[Data entries]
◆ ◆ ◆ ◆ ◆ ◆ ◆

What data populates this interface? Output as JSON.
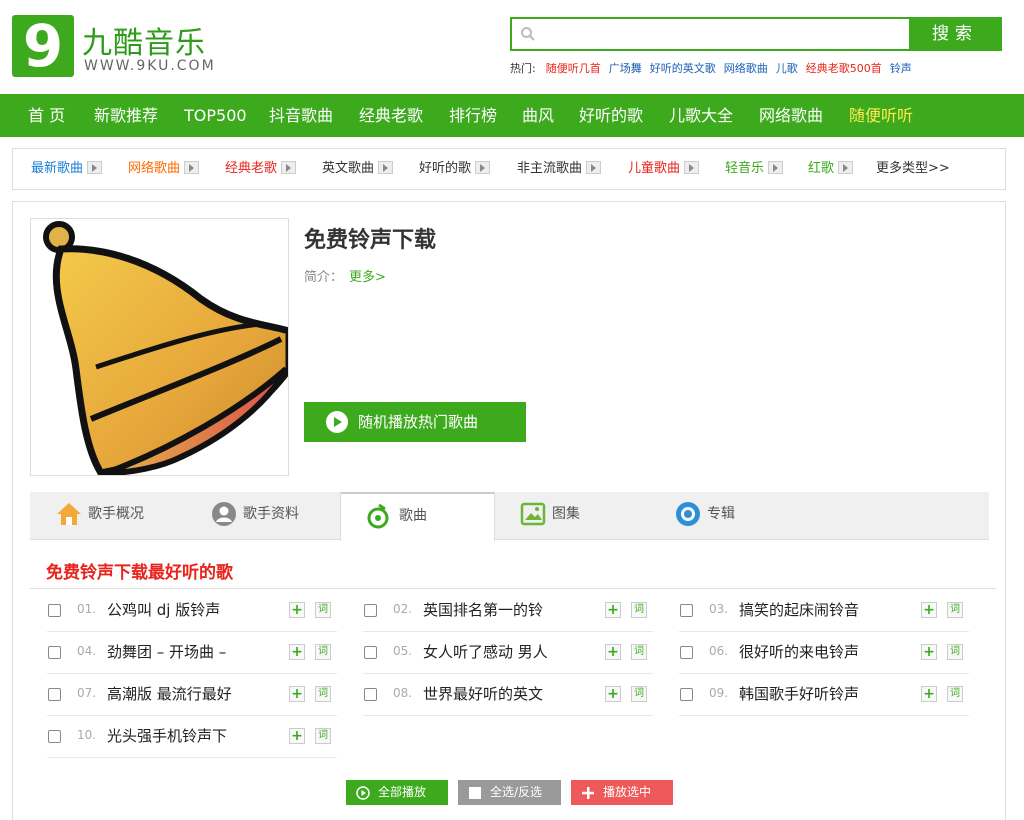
{
  "header": {
    "logo_num": "9",
    "logo_cn": "九酷音乐",
    "logo_url": "WWW.9KU.COM",
    "search": {
      "placeholder": "",
      "button": "搜索"
    },
    "hot": {
      "label": "热门:",
      "items": [
        {
          "text": "随便听几首",
          "color": "#e8241c"
        },
        {
          "text": "广场舞",
          "color": "#1a5fb4"
        },
        {
          "text": "好听的英文歌",
          "color": "#1a5fb4"
        },
        {
          "text": "网络歌曲",
          "color": "#1a5fb4"
        },
        {
          "text": "儿歌",
          "color": "#1a5fb4"
        },
        {
          "text": "经典老歌500首",
          "color": "#e8241c"
        },
        {
          "text": "铃声",
          "color": "#1a5fb4"
        }
      ]
    }
  },
  "nav": {
    "items": [
      "首 页",
      "新歌推荐",
      "TOP500",
      "抖音歌曲",
      "经典老歌",
      "排行榜",
      "曲风",
      "好听的歌",
      "儿歌大全",
      "网络歌曲",
      "随便听听"
    ]
  },
  "subnav": {
    "items": [
      {
        "text": "最新歌曲",
        "color": "#1a7fd4"
      },
      {
        "text": "网络歌曲",
        "color": "#ff6a00"
      },
      {
        "text": "经典老歌",
        "color": "#e8241c"
      },
      {
        "text": "英文歌曲",
        "color": "#333333"
      },
      {
        "text": "好听的歌",
        "color": "#333333"
      },
      {
        "text": "非主流歌曲",
        "color": "#333333"
      },
      {
        "text": "儿童歌曲",
        "color": "#e8241c"
      },
      {
        "text": "轻音乐",
        "color": "#3daa1e"
      },
      {
        "text": "红歌",
        "color": "#3daa1e"
      }
    ],
    "more": "更多类型>>"
  },
  "artist": {
    "title": "免费铃声下载",
    "intro_label": "简介：",
    "intro_more": "更多>",
    "play_hot": "随机播放热门歌曲"
  },
  "tabs": [
    "歌手概况",
    "歌手资料",
    "歌曲",
    "图集",
    "专辑"
  ],
  "songs_title": "免费铃声下载最好听的歌",
  "songs": [
    {
      "num": "01.",
      "name": "公鸡叫 dj 版铃声"
    },
    {
      "num": "02.",
      "name": "英国排名第一的铃"
    },
    {
      "num": "03.",
      "name": "搞笑的起床闹铃音"
    },
    {
      "num": "04.",
      "name": "劲舞团 – 开场曲 –"
    },
    {
      "num": "05.",
      "name": "女人听了感动 男人"
    },
    {
      "num": "06.",
      "name": "很好听的来电铃声"
    },
    {
      "num": "07.",
      "name": "高潮版 最流行最好"
    },
    {
      "num": "08.",
      "name": "世界最好听的英文"
    },
    {
      "num": "09.",
      "name": "韩国歌手好听铃声"
    },
    {
      "num": "10.",
      "name": "光头强手机铃声下"
    }
  ],
  "song_actions": {
    "add": "+",
    "lyric": "词"
  },
  "buttons": {
    "play_all": "全部播放",
    "select": "全选/反选",
    "play_selected": "播放选中"
  },
  "colors": {
    "brand": "#3daa1e",
    "red": "#e8241c",
    "gray_btn": "#9a9a9a",
    "pink_btn": "#ee5a5a"
  }
}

◆ ◆ ◆ ◆ ◆ ◆ ◆

● Task objective:
Locate the word "name" in the data above. Copy every line carrying it.

● Right answer:
      "name": "公鸡叫 dj 版铃声"
      "name": "英国排名第一的铃"
      "name": "搞笑的起床闹铃音"
      "name": "劲舞团 – 开场曲 –"
      "name": "女人听了感动 男人"
      "name": "很好听的来电铃声"
      "name": "高潮版 最流行最好"
      "name": "世界最好听的英文"
      "name": "韩国歌手好听铃声"
      "name": "光头强手机铃声下"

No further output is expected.